Task brief: Which lines in the records below contain the word "информационной"? Copy each of them.

Record extracts:
────────────────
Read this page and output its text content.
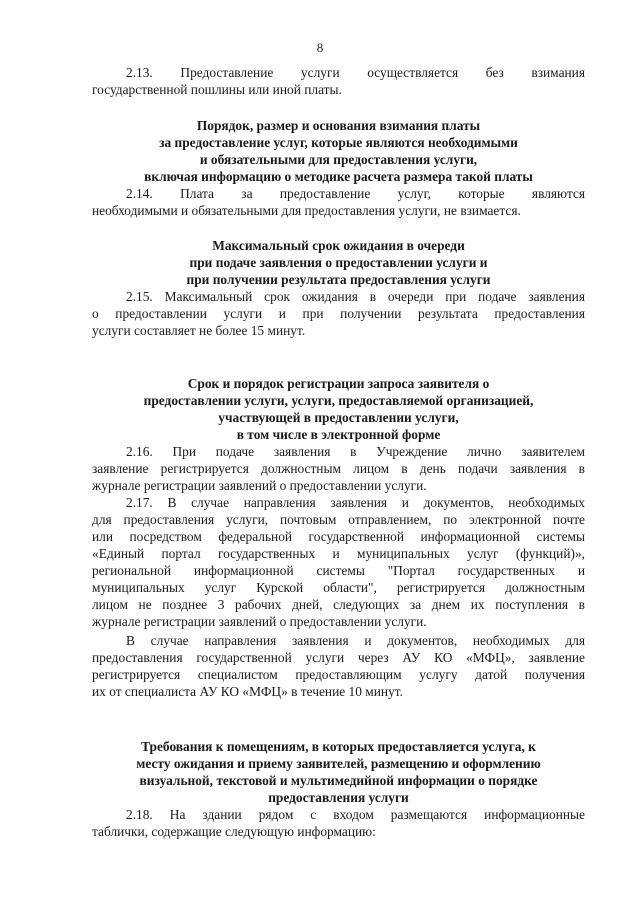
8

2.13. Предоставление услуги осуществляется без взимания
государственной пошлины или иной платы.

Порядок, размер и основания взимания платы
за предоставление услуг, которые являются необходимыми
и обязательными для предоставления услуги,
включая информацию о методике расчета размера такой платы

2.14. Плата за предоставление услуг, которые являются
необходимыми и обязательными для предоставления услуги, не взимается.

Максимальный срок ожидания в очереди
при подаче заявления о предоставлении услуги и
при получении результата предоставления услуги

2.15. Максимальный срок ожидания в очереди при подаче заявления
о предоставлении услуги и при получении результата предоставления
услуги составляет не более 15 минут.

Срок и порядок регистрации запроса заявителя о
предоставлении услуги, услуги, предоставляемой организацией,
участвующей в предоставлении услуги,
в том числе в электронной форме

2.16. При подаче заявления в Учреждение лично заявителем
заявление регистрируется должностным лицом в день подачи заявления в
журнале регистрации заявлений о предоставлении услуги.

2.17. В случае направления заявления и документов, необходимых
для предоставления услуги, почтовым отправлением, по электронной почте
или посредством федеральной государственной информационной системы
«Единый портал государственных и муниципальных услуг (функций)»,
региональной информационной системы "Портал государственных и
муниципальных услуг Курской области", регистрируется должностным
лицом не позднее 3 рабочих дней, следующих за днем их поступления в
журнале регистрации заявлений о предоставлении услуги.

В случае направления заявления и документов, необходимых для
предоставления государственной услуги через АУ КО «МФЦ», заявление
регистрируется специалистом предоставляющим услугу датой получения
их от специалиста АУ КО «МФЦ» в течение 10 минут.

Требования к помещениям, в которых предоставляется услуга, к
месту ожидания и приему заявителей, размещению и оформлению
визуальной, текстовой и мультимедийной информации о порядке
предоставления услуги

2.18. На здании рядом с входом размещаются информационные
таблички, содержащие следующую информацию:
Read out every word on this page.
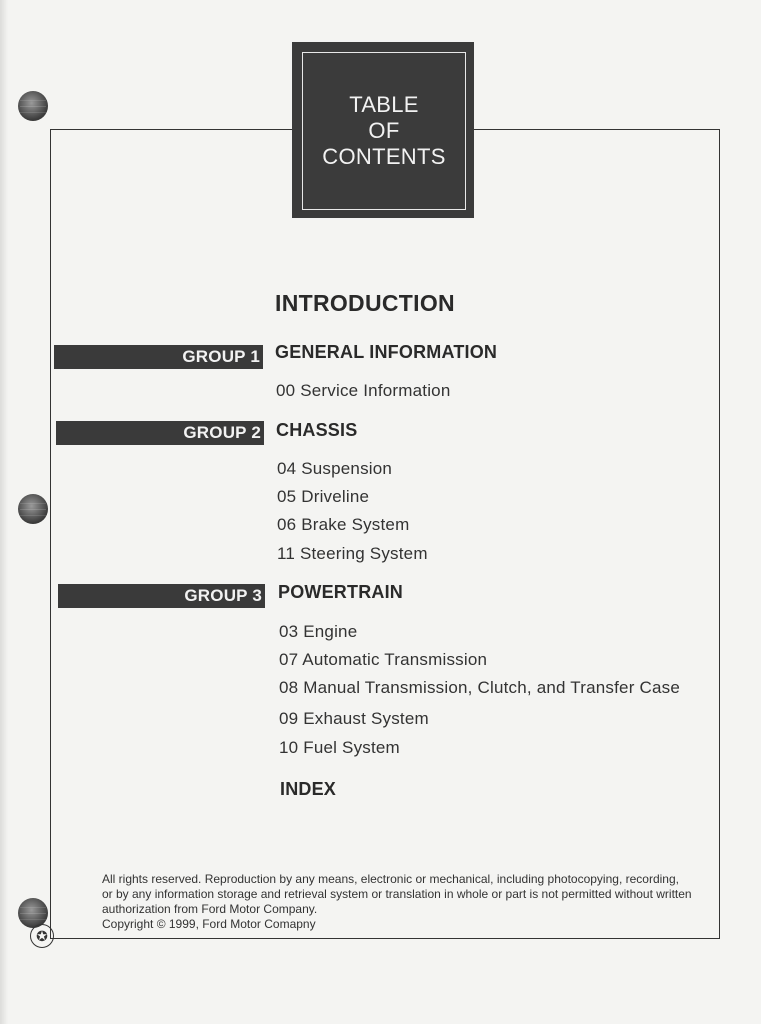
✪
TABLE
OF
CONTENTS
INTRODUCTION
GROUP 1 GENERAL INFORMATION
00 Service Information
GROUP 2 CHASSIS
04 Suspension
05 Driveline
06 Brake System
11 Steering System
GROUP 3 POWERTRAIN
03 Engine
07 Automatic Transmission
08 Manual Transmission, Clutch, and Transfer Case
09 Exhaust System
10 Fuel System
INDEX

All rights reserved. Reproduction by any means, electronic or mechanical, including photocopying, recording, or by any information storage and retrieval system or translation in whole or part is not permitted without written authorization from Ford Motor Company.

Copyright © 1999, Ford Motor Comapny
────────────────
Task result:
или посредством федеральной государственной информационной системы
региональной информационной системы "Портал государственных и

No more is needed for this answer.